►

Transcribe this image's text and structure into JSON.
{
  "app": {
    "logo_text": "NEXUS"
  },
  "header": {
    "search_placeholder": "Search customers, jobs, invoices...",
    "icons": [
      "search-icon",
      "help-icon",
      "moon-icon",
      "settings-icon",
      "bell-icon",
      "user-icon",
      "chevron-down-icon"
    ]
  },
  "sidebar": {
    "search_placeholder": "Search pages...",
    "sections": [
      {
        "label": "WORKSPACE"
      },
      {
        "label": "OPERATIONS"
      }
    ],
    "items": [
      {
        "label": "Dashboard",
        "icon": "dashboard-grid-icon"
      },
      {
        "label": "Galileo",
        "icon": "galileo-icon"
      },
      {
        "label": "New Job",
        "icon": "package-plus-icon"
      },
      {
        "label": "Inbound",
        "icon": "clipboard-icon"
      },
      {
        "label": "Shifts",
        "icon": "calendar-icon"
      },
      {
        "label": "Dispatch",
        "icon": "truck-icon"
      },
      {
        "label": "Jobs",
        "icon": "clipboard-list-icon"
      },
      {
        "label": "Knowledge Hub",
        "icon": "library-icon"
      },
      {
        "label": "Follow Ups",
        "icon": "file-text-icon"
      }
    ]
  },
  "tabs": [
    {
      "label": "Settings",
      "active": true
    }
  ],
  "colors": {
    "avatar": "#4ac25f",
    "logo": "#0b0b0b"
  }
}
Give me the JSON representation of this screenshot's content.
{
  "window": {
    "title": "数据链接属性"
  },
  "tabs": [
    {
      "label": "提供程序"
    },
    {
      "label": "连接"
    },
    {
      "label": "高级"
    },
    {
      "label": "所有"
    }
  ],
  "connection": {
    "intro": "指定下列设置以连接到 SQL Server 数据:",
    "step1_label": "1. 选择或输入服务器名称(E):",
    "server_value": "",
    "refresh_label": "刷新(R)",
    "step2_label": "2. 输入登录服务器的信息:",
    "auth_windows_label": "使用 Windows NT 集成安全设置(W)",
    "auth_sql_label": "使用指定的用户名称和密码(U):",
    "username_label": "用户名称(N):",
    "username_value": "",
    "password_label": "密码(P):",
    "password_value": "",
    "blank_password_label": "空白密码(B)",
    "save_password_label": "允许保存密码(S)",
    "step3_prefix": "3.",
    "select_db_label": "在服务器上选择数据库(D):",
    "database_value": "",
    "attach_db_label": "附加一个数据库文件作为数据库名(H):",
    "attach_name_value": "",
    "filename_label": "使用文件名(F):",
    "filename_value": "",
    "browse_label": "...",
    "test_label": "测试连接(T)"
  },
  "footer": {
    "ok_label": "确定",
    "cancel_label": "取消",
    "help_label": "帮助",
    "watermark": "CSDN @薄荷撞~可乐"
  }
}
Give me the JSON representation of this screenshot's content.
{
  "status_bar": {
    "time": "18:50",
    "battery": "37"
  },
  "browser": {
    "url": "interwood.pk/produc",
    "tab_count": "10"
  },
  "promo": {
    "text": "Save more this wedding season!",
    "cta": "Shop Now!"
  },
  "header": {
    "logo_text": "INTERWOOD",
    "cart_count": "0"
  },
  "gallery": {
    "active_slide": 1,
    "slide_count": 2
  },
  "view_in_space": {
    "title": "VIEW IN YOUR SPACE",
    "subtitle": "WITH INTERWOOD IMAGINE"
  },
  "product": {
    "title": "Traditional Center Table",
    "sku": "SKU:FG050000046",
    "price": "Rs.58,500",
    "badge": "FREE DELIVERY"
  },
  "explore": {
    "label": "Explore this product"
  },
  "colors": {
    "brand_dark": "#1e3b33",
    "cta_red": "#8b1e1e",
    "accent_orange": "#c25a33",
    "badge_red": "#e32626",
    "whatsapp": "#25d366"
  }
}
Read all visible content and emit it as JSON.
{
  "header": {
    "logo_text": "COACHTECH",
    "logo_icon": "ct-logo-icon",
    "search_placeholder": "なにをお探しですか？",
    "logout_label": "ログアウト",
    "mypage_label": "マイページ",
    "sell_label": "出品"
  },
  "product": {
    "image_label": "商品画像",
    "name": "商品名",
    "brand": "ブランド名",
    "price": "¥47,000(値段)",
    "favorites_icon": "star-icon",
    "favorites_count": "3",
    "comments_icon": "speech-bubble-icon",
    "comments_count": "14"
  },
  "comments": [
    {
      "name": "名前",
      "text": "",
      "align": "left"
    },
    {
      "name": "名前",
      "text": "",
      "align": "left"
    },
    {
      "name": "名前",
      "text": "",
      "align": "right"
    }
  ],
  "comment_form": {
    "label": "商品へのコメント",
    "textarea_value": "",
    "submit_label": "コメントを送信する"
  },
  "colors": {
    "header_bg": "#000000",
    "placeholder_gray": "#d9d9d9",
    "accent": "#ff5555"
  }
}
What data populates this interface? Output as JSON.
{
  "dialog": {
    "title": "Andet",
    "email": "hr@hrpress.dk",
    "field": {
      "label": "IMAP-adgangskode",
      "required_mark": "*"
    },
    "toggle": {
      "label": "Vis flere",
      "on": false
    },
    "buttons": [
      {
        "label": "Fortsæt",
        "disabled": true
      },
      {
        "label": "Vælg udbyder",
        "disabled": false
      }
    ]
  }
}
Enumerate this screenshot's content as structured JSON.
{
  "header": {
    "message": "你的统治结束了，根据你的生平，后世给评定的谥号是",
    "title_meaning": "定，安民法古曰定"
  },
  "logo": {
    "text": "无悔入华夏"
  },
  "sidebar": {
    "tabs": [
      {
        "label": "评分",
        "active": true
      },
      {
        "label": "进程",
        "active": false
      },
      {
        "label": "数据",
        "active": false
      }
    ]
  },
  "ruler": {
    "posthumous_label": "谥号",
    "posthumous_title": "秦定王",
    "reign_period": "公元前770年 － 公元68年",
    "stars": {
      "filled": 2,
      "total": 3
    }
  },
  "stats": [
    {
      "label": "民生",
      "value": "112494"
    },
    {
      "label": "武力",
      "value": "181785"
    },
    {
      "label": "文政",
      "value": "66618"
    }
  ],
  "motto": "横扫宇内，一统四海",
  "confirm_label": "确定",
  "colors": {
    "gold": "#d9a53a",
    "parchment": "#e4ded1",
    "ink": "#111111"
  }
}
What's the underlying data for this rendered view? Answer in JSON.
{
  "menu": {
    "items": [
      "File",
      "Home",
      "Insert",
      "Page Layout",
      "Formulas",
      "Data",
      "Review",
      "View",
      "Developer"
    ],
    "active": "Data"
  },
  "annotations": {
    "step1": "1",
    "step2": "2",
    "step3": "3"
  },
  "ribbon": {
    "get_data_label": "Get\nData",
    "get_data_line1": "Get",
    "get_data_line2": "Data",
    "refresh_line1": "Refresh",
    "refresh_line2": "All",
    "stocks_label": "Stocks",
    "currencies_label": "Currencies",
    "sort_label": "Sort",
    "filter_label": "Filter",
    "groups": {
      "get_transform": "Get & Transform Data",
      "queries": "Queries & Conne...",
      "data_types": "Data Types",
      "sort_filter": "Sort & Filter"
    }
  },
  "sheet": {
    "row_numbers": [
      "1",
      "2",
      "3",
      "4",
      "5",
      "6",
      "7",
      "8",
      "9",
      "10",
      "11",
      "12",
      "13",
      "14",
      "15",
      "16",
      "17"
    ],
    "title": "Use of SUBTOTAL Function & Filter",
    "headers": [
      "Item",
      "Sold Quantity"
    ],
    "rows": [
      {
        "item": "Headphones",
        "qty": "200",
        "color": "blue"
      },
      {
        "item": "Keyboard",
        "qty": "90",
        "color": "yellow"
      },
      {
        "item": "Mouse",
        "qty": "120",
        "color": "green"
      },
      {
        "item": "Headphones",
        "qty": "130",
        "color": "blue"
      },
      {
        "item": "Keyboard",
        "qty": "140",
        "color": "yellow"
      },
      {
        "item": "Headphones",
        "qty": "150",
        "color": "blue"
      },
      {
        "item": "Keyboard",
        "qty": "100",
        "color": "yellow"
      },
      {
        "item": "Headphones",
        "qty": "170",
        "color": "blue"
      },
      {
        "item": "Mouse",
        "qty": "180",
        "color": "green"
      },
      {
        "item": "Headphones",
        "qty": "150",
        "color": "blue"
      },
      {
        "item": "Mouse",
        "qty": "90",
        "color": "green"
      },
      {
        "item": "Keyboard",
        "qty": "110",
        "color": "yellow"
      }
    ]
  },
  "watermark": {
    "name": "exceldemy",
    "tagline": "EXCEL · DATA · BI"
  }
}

◄

> SET PROBLEM:
Among the records above, how many lines carry the string "clipboard"? Reply with the number alone.

> FINAL RESULT:
2